• Task to carry out: Present each line of the entries below that holds the word "name".

[A run of records]
____

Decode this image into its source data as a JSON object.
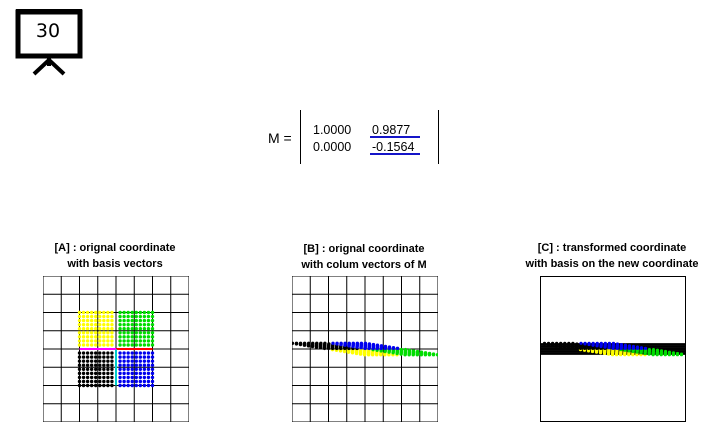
{
  "slide": {
    "number": "30",
    "icon": "presentation-board-icon"
  },
  "matrix": {
    "label": "M =",
    "row1": [
      "1.0000",
      "0.9877"
    ],
    "row2": [
      "0.0000",
      "-0.1564"
    ],
    "column_vectors": {
      "col1": [
        1.0,
        0.0
      ],
      "col2": [
        0.9877,
        -0.1564
      ]
    },
    "highlight_color": "#1515c8"
  },
  "panels": [
    {
      "title_line1": "[A] : orignal coordinate",
      "title_line2": "with basis vectors"
    },
    {
      "title_line1": "[B] : orignal coordinate",
      "title_line2": "with colum vectors of M"
    },
    {
      "title_line1": "[C] : transformed coordinate",
      "title_line2": "with basis on the new coordinate"
    }
  ],
  "colors": {
    "quadrant_top_left": "#ffff00",
    "quadrant_top_right": "#00dd00",
    "quadrant_bottom_left": "#000000",
    "quadrant_bottom_right": "#0000ee",
    "basis_x": "#ff0000",
    "basis_y": "#00cccc",
    "basis_center": "#ff00ff"
  }
}
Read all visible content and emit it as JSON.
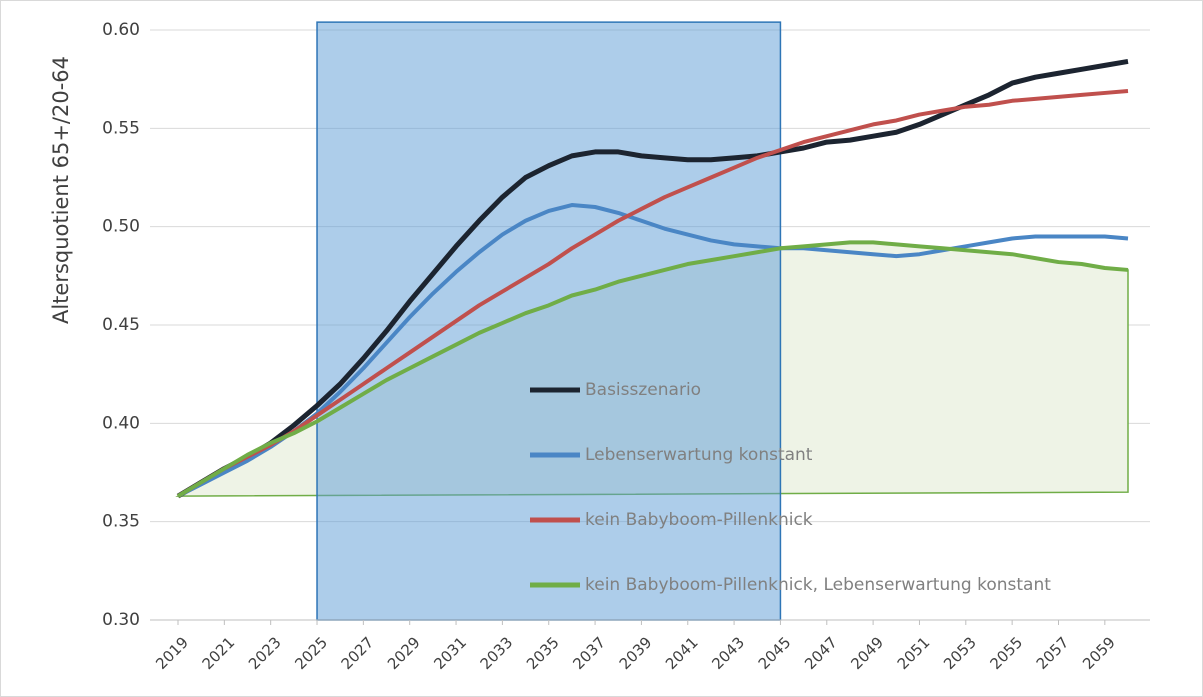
{
  "chart_data": {
    "type": "line",
    "y_label": "Altersquotient 65+/20-64",
    "x": [
      2019,
      2020,
      2021,
      2022,
      2023,
      2024,
      2025,
      2026,
      2027,
      2028,
      2029,
      2030,
      2031,
      2032,
      2033,
      2034,
      2035,
      2036,
      2037,
      2038,
      2039,
      2040,
      2041,
      2042,
      2043,
      2044,
      2045,
      2046,
      2047,
      2048,
      2049,
      2050,
      2051,
      2052,
      2053,
      2054,
      2055,
      2056,
      2057,
      2058,
      2059,
      2060
    ],
    "xlim": [
      2019,
      2060
    ],
    "xticks": [
      2019,
      2021,
      2023,
      2025,
      2027,
      2029,
      2031,
      2033,
      2035,
      2037,
      2039,
      2041,
      2043,
      2045,
      2047,
      2049,
      2051,
      2053,
      2055,
      2057,
      2059
    ],
    "ylim": [
      0.3,
      0.6
    ],
    "yticks": [
      {
        "value": 0.3,
        "label": "0.30"
      },
      {
        "value": 0.35,
        "label": "0.35"
      },
      {
        "value": 0.4,
        "label": "0.40"
      },
      {
        "value": 0.45,
        "label": "0.45"
      },
      {
        "value": 0.5,
        "label": "0.50"
      },
      {
        "value": 0.55,
        "label": "0.55"
      },
      {
        "value": 0.6,
        "label": "0.60"
      }
    ],
    "grid": true,
    "highlight": {
      "x": [
        2025,
        2045
      ],
      "y": [
        0.3,
        0.604
      ],
      "color": "#5b9bd5"
    },
    "series": [
      {
        "name": "Basisszenario",
        "color": "#1c2430",
        "width": 5,
        "values": [
          0.363,
          0.37,
          0.377,
          0.383,
          0.39,
          0.399,
          0.409,
          0.42,
          0.433,
          0.447,
          0.462,
          0.476,
          0.49,
          0.503,
          0.515,
          0.525,
          0.531,
          0.536,
          0.538,
          0.538,
          0.536,
          0.535,
          0.534,
          0.534,
          0.535,
          0.536,
          0.538,
          0.54,
          0.543,
          0.544,
          0.546,
          0.548,
          0.552,
          0.557,
          0.562,
          0.567,
          0.573,
          0.576,
          0.578,
          0.58,
          0.582,
          0.584
        ]
      },
      {
        "name": "Lebenserwartung konstant",
        "color": "#4a86c5",
        "width": 4,
        "values": [
          0.363,
          0.369,
          0.375,
          0.381,
          0.388,
          0.396,
          0.405,
          0.416,
          0.428,
          0.441,
          0.454,
          0.466,
          0.477,
          0.487,
          0.496,
          0.503,
          0.508,
          0.511,
          0.51,
          0.507,
          0.503,
          0.499,
          0.496,
          0.493,
          0.491,
          0.49,
          0.489,
          0.489,
          0.488,
          0.487,
          0.486,
          0.485,
          0.486,
          0.488,
          0.49,
          0.492,
          0.494,
          0.495,
          0.495,
          0.495,
          0.495,
          0.494
        ]
      },
      {
        "name": "kein Babyboom-Pillenknick",
        "color": "#c0504d",
        "width": 4,
        "values": [
          0.363,
          0.37,
          0.377,
          0.383,
          0.389,
          0.396,
          0.404,
          0.412,
          0.42,
          0.428,
          0.436,
          0.444,
          0.452,
          0.46,
          0.467,
          0.474,
          0.481,
          0.489,
          0.496,
          0.503,
          0.509,
          0.515,
          0.52,
          0.525,
          0.53,
          0.535,
          0.539,
          0.543,
          0.546,
          0.549,
          0.552,
          0.554,
          0.557,
          0.559,
          0.561,
          0.562,
          0.564,
          0.565,
          0.566,
          0.567,
          0.568,
          0.569
        ]
      },
      {
        "name": "kein Babyboom-Pillenknick, Lebenserwartung konstant",
        "color": "#70ad47",
        "width": 4,
        "fill": "#eef3e6",
        "area_base": [
          0.363,
          0.365
        ],
        "values": [
          0.363,
          0.37,
          0.377,
          0.384,
          0.39,
          0.395,
          0.401,
          0.408,
          0.415,
          0.422,
          0.428,
          0.434,
          0.44,
          0.446,
          0.451,
          0.456,
          0.46,
          0.465,
          0.468,
          0.472,
          0.475,
          0.478,
          0.481,
          0.483,
          0.485,
          0.487,
          0.489,
          0.49,
          0.491,
          0.492,
          0.492,
          0.491,
          0.49,
          0.489,
          0.488,
          0.487,
          0.486,
          0.484,
          0.482,
          0.481,
          0.479,
          0.478
        ]
      }
    ]
  }
}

____

• Output of the task:
        "name": "Basisszenario",
        "name": "Lebenserwartung konstant",
        "name": "kein Babyboom-Pillenknick",
        "name": "kein Babyboom-Pillenknick, Lebenserwartung konstant",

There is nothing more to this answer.